WORK TO COMPLETE = Go over the entries below line by line, copying each one that contains the word "سيار".

EXTRACTED ENTRIES =
>> START

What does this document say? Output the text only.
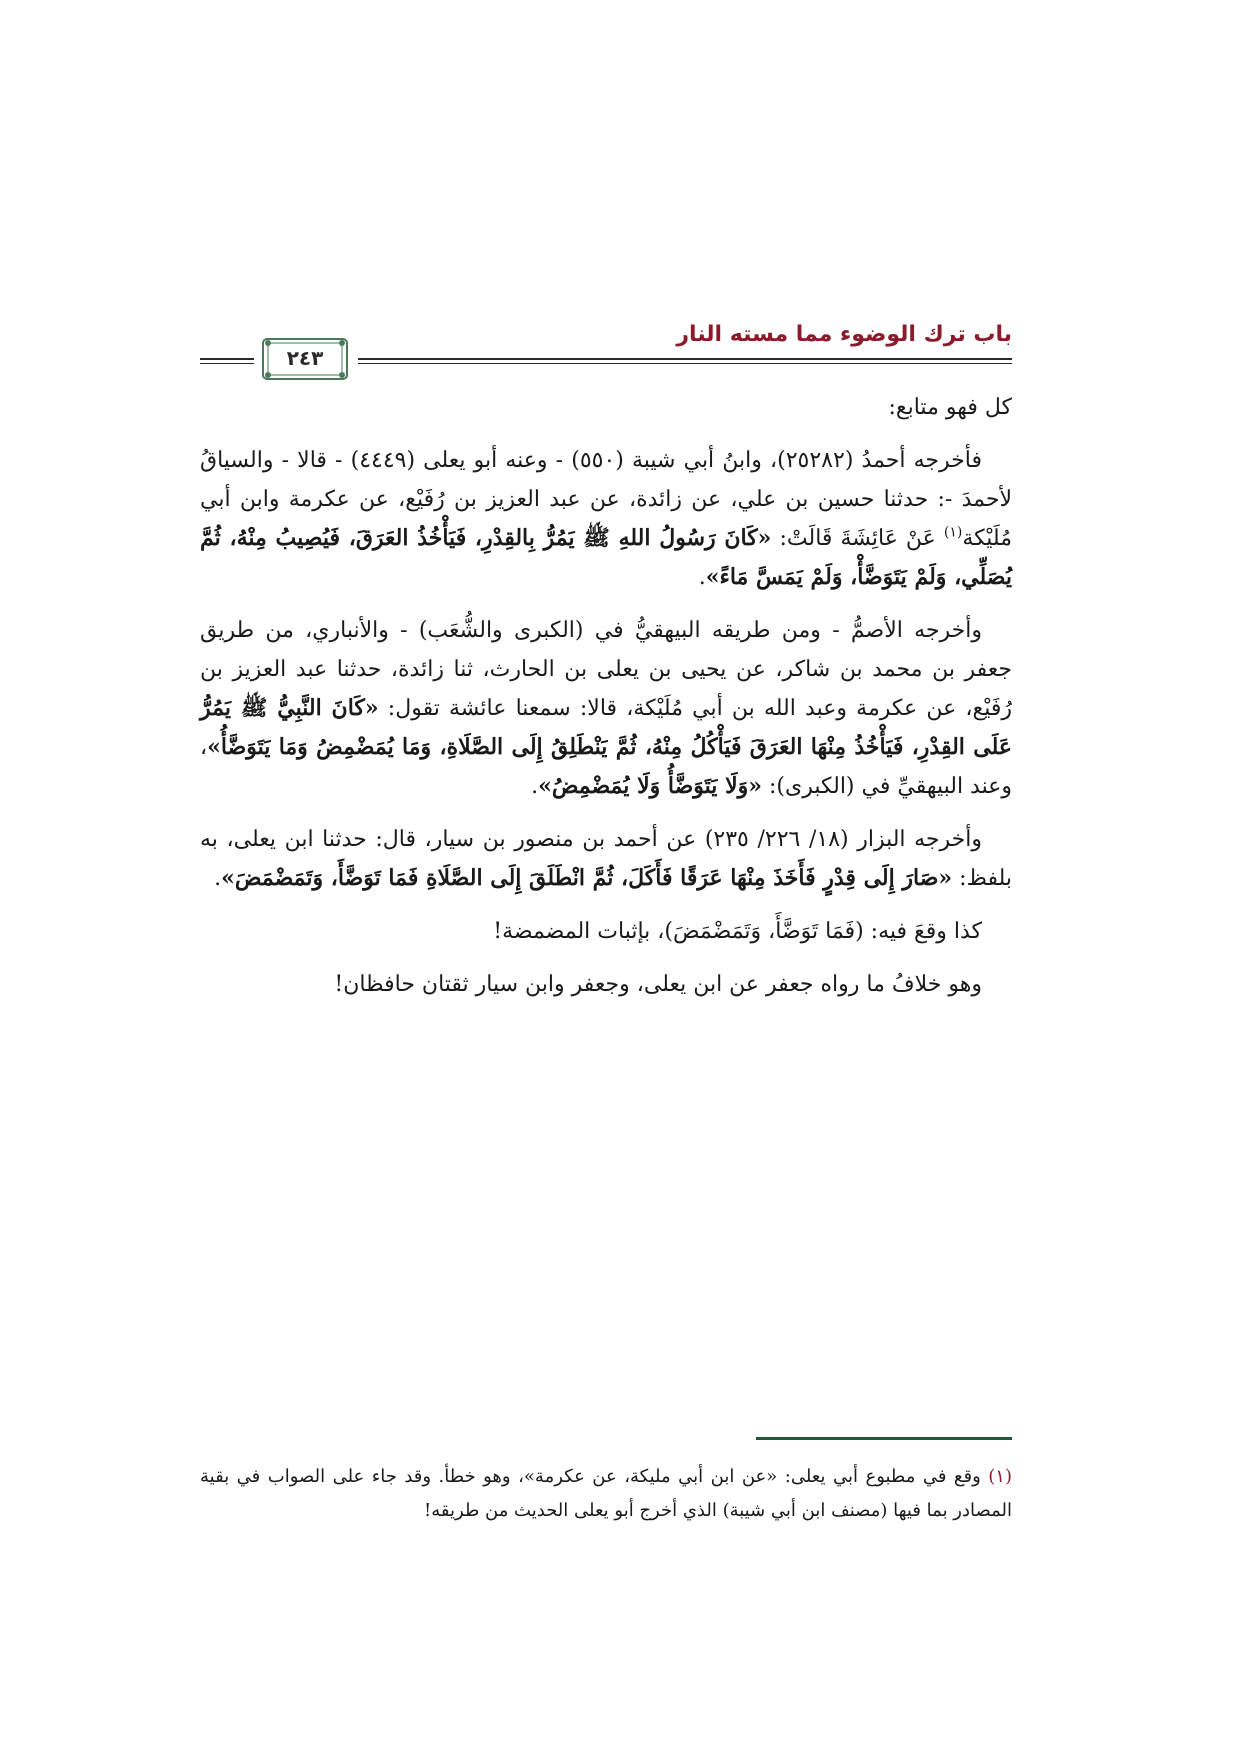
باب ترك الوضوء مما مسته النار
٢٤٣

كل فهو متابع:

فأخرجه أحمدُ (٢٥٢٨٢)، وابنُ أبي شيبة (٥٥٠) - وعنه أبو يعلى (٤٤٤٩) - قالا - والسياقُ لأحمدَ -: حدثنا حسين بن علي، عن زائدة، عن عبد العزيز بن رُفَيْع، عن عكرمة وابن أبي مُلَيْكة$^{(١)}$ عَنْ عَائِشَةَ قَالَتْ: «كَانَ رَسُولُ اللهِ ﷺ يَمُرُّ بِالقِدْرِ، فَيَأْخُذُ العَرَقَ، فَيُصِيبُ مِنْهُ، ثُمَّ يُصَلِّي، وَلَمْ يَتَوَضَّأْ، وَلَمْ يَمَسَّ مَاءً».

وأخرجه الأصمُّ - ومن طريقه البيهقيُّ في (الكبرى والشُّعَب) - والأنباري، من طريق جعفر بن محمد بن شاكر، عن يحيى بن يعلى بن الحارث، ثنا زائدة، حدثنا عبد العزيز بن رُفَيْع، عن عكرمة وعبد الله بن أبي مُلَيْكة، قالا: سمعنا عائشة تقول: «كَانَ النَّبِيُّ ﷺ يَمُرُّ عَلَى القِدْرِ، فَيَأْخُذُ مِنْهَا العَرَقَ فَيَأْكُلُ مِنْهُ، ثُمَّ يَنْطَلِقُ إِلَى الصَّلَاةِ، وَمَا يُمَضْمِضُ وَمَا يَتَوَضَّأُ»، وعند البيهقيِّ في (الكبرى): «وَلَا يَتَوَضَّأُ وَلَا يُمَضْمِضُ».

وأخرجه البزار (١٨/ ٢٢٦/ ٢٣٥) عن أحمد بن منصور بن سيار، قال: حدثنا ابن يعلى، به بلفظ: «صَارَ إِلَى قِدْرٍ فَأَخَذَ مِنْهَا عَرَقًا فَأَكَلَ، ثُمَّ انْطَلَقَ إِلَى الصَّلَاةِ فَمَا تَوَضَّأَ، وَتَمَضْمَضَ».

كذا وقعَ فيه: (فَمَا تَوَضَّأَ، وَتَمَضْمَضَ)، بإثبات المضمضة!

وهو خلافُ ما رواه جعفر عن ابن يعلى، وجعفر وابن سيار ثقتان حافظان!

(١) وقع في مطبوع أبي يعلى: «عن ابن أبي مليكة، عن عكرمة»، وهو خطأ. وقد جاء على الصواب في بقية المصادر بما فيها (مصنف ابن أبي شيبة) الذي أخرج أبو يعلى الحديث من طريقه!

>> END

CORRECT RESULT =
وأخرجه البزار (١٨/ ٢٢٦/ ٢٣٥) عن أحمد بن منصور بن سيار، قال: حدثنا ابن يعلى، به بلفظ: «صَارَ إِلَى قِدْرٍ فَأَخَذَ مِنْهَا عَرَقًا فَأَكَلَ، ثُمَّ انْطَلَقَ إِلَى الصَّلَاةِ فَمَا تَوَضَّأَ، وَتَمَضْمَضَ».
وهو خلافُ ما رواه جعفر عن ابن يعلى، وجعفر وابن سيار ثقتان حافظان!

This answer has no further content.